▸ Exercise brief
Could you pull out, word for word, the lines from the very first one through the line that contains "return-option[interactable]: Return [393, 256, 453, 277]", including both of those lines?

▸ Data to use

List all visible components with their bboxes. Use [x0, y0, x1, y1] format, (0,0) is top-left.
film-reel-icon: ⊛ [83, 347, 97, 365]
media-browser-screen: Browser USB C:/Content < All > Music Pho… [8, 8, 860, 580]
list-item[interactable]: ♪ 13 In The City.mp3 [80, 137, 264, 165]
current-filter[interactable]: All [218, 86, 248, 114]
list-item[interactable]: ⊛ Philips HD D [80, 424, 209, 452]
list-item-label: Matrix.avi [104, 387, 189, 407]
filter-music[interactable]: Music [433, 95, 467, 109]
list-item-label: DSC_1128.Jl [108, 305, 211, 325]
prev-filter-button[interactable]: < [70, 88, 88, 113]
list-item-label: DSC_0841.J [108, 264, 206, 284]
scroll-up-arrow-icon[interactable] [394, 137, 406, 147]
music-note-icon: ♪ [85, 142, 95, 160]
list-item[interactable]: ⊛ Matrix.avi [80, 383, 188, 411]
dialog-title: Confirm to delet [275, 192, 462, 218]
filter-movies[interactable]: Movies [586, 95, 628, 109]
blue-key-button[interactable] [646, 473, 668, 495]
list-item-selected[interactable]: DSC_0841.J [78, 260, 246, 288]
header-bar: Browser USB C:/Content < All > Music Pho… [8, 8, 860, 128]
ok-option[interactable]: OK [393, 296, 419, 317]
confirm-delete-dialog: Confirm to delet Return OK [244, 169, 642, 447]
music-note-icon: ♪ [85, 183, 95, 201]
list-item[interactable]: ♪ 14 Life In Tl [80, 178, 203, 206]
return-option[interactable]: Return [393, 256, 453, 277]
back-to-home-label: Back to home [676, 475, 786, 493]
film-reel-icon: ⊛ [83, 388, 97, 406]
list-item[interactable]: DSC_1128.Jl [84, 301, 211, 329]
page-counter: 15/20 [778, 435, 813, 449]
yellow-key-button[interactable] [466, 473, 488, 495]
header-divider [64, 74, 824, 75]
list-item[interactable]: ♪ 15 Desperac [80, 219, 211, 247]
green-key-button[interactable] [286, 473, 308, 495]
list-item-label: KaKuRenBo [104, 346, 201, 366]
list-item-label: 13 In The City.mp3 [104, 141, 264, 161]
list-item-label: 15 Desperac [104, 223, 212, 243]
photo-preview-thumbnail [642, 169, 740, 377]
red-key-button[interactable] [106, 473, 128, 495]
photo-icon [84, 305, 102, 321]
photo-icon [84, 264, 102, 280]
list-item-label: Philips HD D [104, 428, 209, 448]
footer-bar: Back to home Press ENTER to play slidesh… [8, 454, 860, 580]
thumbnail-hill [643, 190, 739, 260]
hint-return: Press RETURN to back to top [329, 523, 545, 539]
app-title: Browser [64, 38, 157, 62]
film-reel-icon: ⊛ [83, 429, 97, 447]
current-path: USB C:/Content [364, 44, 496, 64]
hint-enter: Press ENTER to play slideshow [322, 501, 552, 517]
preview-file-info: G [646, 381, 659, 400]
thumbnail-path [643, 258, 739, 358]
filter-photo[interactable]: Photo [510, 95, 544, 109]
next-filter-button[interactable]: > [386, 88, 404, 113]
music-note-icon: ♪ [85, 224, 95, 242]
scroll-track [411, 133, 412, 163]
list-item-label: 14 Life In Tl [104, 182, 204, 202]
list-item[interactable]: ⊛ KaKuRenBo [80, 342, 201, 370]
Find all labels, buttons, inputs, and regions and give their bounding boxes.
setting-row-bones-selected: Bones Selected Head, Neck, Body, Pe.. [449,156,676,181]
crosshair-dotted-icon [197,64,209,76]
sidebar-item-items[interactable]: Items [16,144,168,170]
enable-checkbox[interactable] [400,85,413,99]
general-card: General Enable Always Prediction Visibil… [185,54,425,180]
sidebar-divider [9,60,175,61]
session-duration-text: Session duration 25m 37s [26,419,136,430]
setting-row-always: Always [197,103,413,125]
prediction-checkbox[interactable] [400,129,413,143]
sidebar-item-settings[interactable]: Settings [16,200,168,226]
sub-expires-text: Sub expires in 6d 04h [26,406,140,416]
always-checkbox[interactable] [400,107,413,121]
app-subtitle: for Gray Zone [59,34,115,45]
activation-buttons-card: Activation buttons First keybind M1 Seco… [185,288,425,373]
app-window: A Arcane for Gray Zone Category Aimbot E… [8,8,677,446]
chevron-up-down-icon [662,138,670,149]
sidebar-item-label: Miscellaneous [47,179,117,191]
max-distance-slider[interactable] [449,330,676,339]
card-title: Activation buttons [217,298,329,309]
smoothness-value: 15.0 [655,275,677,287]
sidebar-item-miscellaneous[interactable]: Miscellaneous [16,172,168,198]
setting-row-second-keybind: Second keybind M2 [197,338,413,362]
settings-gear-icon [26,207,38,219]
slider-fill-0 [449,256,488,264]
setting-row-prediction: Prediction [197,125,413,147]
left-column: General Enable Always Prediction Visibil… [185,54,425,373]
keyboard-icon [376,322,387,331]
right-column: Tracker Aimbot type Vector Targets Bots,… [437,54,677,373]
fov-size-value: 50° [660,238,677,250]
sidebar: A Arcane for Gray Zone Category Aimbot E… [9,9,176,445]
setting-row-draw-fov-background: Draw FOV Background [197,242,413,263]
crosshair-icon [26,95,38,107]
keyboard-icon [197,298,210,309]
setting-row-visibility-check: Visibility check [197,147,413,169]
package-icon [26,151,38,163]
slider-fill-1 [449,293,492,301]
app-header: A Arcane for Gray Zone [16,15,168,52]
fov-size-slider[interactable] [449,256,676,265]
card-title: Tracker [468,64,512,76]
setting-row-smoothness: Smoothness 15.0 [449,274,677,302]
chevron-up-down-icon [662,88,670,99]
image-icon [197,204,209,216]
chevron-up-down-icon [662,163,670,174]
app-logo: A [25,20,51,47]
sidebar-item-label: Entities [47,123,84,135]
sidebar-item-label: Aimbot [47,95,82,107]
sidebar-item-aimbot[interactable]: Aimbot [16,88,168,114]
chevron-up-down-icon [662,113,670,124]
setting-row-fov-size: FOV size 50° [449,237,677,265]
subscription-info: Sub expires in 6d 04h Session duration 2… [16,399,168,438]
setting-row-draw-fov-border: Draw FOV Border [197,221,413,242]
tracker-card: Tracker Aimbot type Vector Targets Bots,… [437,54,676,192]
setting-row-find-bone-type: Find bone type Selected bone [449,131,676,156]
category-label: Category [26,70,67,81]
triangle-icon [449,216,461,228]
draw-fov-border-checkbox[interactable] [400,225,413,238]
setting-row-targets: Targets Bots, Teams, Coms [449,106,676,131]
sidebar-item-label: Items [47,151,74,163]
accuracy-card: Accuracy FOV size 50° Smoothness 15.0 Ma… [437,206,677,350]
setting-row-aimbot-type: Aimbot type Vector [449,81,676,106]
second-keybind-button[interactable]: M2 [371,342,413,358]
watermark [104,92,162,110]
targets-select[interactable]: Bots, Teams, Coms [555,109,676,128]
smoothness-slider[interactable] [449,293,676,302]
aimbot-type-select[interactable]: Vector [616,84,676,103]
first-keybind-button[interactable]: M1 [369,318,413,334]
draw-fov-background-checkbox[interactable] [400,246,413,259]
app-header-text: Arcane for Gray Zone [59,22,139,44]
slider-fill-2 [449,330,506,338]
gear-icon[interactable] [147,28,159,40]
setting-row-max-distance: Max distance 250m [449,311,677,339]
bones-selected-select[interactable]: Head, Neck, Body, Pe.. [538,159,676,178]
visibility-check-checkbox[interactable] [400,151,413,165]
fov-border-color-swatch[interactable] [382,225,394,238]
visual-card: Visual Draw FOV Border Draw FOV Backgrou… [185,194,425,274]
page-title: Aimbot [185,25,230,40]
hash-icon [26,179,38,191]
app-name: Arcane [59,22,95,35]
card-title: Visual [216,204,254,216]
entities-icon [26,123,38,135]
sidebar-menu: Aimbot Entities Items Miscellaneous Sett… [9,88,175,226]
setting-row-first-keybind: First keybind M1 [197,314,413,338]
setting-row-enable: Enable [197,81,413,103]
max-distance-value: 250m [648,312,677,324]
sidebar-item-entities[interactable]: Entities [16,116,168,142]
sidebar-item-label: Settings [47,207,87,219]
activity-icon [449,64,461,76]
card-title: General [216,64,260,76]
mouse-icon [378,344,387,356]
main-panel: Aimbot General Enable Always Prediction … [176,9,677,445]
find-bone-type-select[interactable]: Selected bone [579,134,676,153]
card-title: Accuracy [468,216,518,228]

▸ Task answer
List all visible components with their bboxes. Use [x0, y0, x1, y1] format, (0,0) is top-left.
film-reel-icon: ⊛ [83, 347, 97, 365]
media-browser-screen: Browser USB C:/Content < All > Music Pho… [8, 8, 860, 580]
list-item[interactable]: ♪ 13 In The City.mp3 [80, 137, 264, 165]
current-filter[interactable]: All [218, 86, 248, 114]
list-item[interactable]: ⊛ Philips HD D [80, 424, 209, 452]
list-item-label: Matrix.avi [104, 387, 189, 407]
filter-music[interactable]: Music [433, 95, 467, 109]
list-item-label: DSC_1128.Jl [108, 305, 211, 325]
prev-filter-button[interactable]: < [70, 88, 88, 113]
list-item-label: DSC_0841.J [108, 264, 206, 284]
scroll-up-arrow-icon[interactable] [394, 137, 406, 147]
music-note-icon: ♪ [85, 142, 95, 160]
list-item[interactable]: ⊛ Matrix.avi [80, 383, 188, 411]
dialog-title: Confirm to delet [275, 192, 462, 218]
filter-movies[interactable]: Movies [586, 95, 628, 109]
blue-key-button[interactable] [646, 473, 668, 495]
list-item-selected[interactable]: DSC_0841.J [78, 260, 246, 288]
header-bar: Browser USB C:/Content < All > Music Pho… [8, 8, 860, 128]
ok-option[interactable]: OK [393, 296, 419, 317]
confirm-delete-dialog: Confirm to delet Return OK [244, 169, 642, 447]
music-note-icon: ♪ [85, 183, 95, 201]
list-item[interactable]: ♪ 14 Life In Tl [80, 178, 203, 206]
return-option[interactable]: Return [393, 256, 453, 277]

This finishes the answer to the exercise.